_GIVEN DATA_
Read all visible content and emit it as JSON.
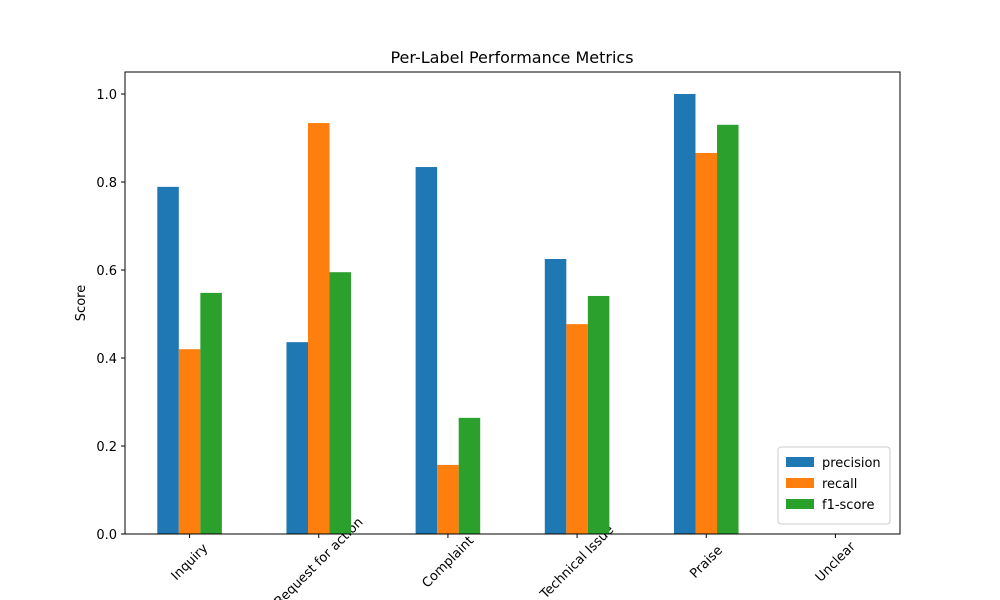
{
  "chart_data": {
    "type": "bar",
    "title": "Per-Label Performance Metrics",
    "y_label": "Score",
    "categories": [
      "Inquiry",
      "Request for action",
      "Complaint",
      "Technical Issue",
      "Praise",
      "Unclear"
    ],
    "series": [
      {
        "name": "precision",
        "color": "#1f77b4",
        "values": [
          0.789,
          0.436,
          0.834,
          0.625,
          1.0,
          0
        ]
      },
      {
        "name": "recall",
        "color": "#ff7f0e",
        "values": [
          0.42,
          0.934,
          0.157,
          0.477,
          0.866,
          0
        ]
      },
      {
        "name": "f1-score",
        "color": "#2ca02c",
        "values": [
          0.548,
          0.595,
          0.264,
          0.541,
          0.93,
          0
        ]
      }
    ],
    "ylim": [
      0,
      1.05
    ],
    "yticks": [
      {
        "value": 0,
        "label": "0.0"
      },
      0.2,
      0.4,
      0.6,
      0.8,
      {
        "value": 1,
        "label": "1.0"
      }
    ],
    "grid": false,
    "legend": "lower right"
  }
}
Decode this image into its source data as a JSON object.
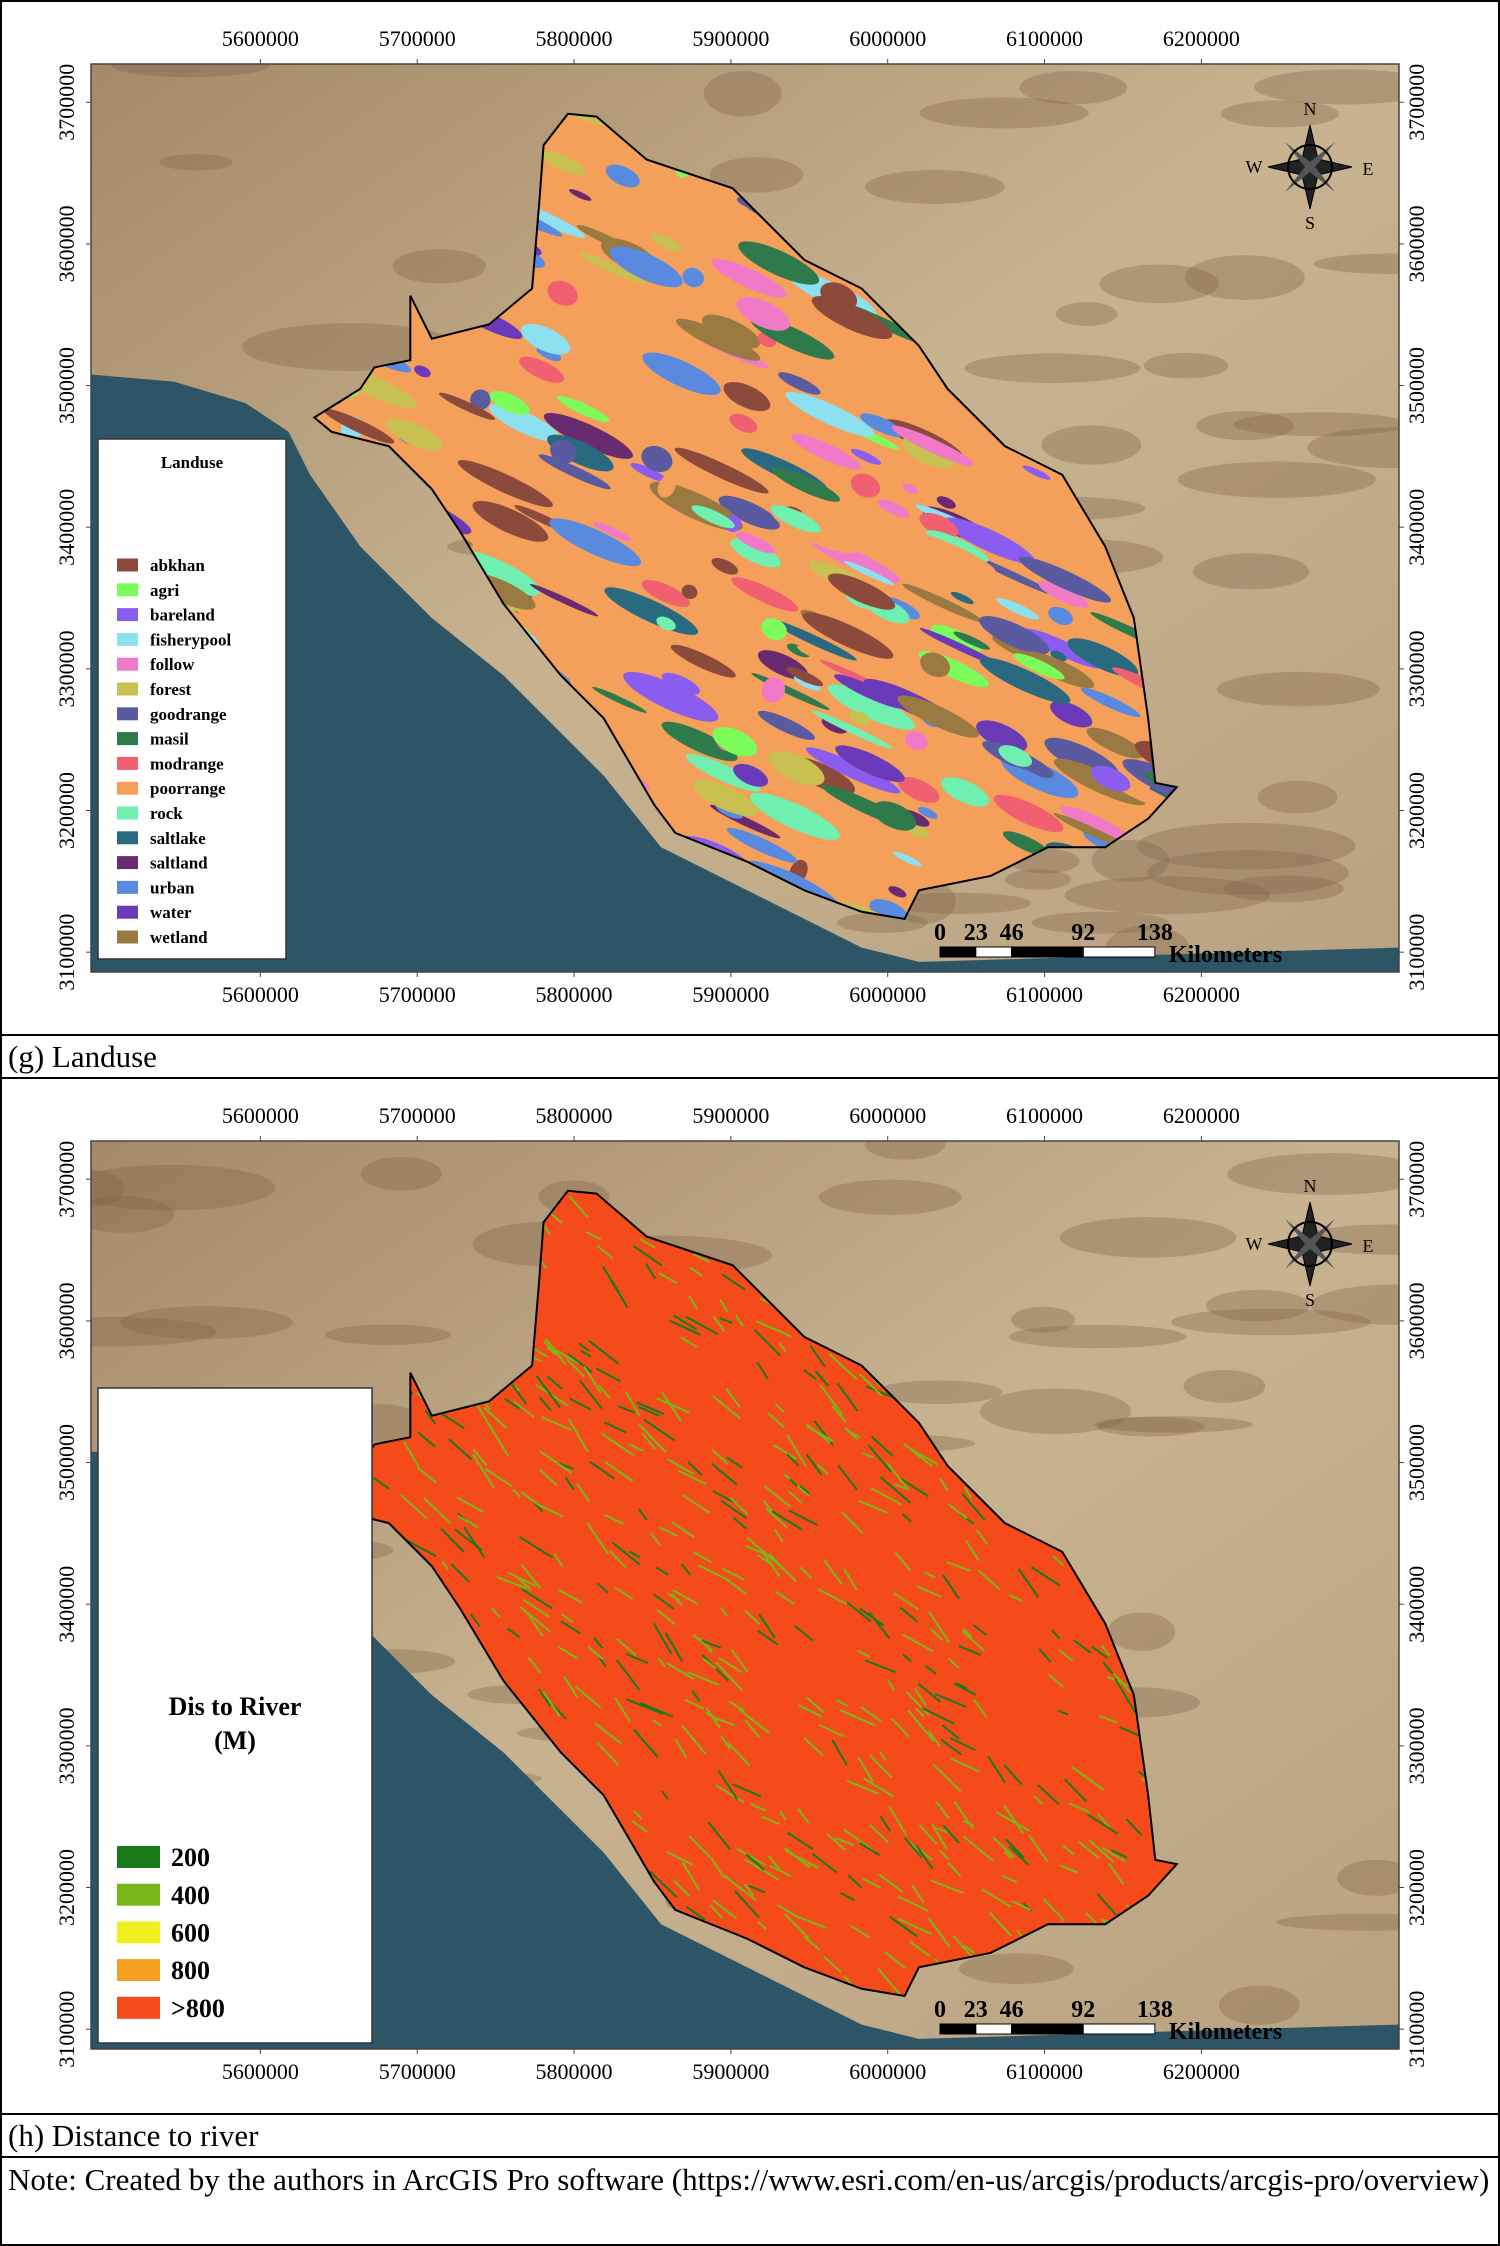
{
  "panels": [
    {
      "map": {
        "xlim": [
          5492000,
          6326000
        ],
        "ylim": [
          3086000,
          3727000
        ],
        "xticks": [
          5600000,
          5700000,
          5800000,
          5900000,
          6000000,
          6100000,
          6200000
        ],
        "yticks": [
          3100000,
          3200000,
          3300000,
          3400000,
          3500000,
          3600000,
          3700000
        ],
        "legend": {
          "title_lines": [
            "Landuse"
          ],
          "items": [
            {
              "label": "abkhan",
              "color": "#8b4a3c"
            },
            {
              "label": "agri",
              "color": "#7cfc5a"
            },
            {
              "label": "bareland",
              "color": "#8a5cf0"
            },
            {
              "label": "fisherypool",
              "color": "#8de0f0"
            },
            {
              "label": "follow",
              "color": "#f07ac8"
            },
            {
              "label": "forest",
              "color": "#c8c050"
            },
            {
              "label": "goodrange",
              "color": "#5a5aa0"
            },
            {
              "label": "masil",
              "color": "#2e7a4a"
            },
            {
              "label": "modrange",
              "color": "#f06070"
            },
            {
              "label": "poorrange",
              "color": "#f5a05a"
            },
            {
              "label": "rock",
              "color": "#70f0b0"
            },
            {
              "label": "saltlake",
              "color": "#2a6a80"
            },
            {
              "label": "saltland",
              "color": "#6a2a70"
            },
            {
              "label": "urban",
              "color": "#5a8ae0"
            },
            {
              "label": "water",
              "color": "#6a3ab8"
            },
            {
              "label": "wetland",
              "color": "#9a7a40"
            }
          ]
        },
        "compass": {
          "n": "N",
          "e": "E",
          "s": "S",
          "w": "W"
        },
        "scale_bar": {
          "ticks": [
            0,
            23,
            46,
            92,
            138
          ],
          "unit": "Kilometers"
        }
      },
      "caption": "(g) Landuse"
    },
    {
      "map": {
        "xlim": [
          5492000,
          6326000
        ],
        "ylim": [
          3086000,
          3727000
        ],
        "xticks": [
          5600000,
          5700000,
          5800000,
          5900000,
          6000000,
          6100000,
          6200000
        ],
        "yticks": [
          3100000,
          3200000,
          3300000,
          3400000,
          3500000,
          3600000,
          3700000
        ],
        "legend": {
          "title_lines": [
            "Dis to River",
            "(M)"
          ],
          "items": [
            {
              "label": 200,
              "color": "#1a7a1a"
            },
            {
              "label": 400,
              "color": "#7ab81a"
            },
            {
              "label": 600,
              "color": "#f0f020"
            },
            {
              "label": 800,
              "color": "#f5a020"
            },
            {
              "label": ">800",
              "color": "#f54a1a"
            }
          ]
        },
        "compass": {
          "n": "N",
          "e": "E",
          "s": "S",
          "w": "W"
        },
        "scale_bar": {
          "ticks": [
            0,
            23,
            46,
            92,
            138
          ],
          "unit": "Kilometers"
        }
      },
      "caption": "(h) Distance to river"
    }
  ],
  "note": "Note: Created by the authors in ArcGIS Pro software (https://www.esri.com/en-us/arcgis/products/arcgis-pro/overview)"
}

_REQUEST_
Gather from the data above every line with the string "caption".

_CORRECT RESULT_
      "caption": "(g) Landuse"
      "caption": "(h) Distance to river"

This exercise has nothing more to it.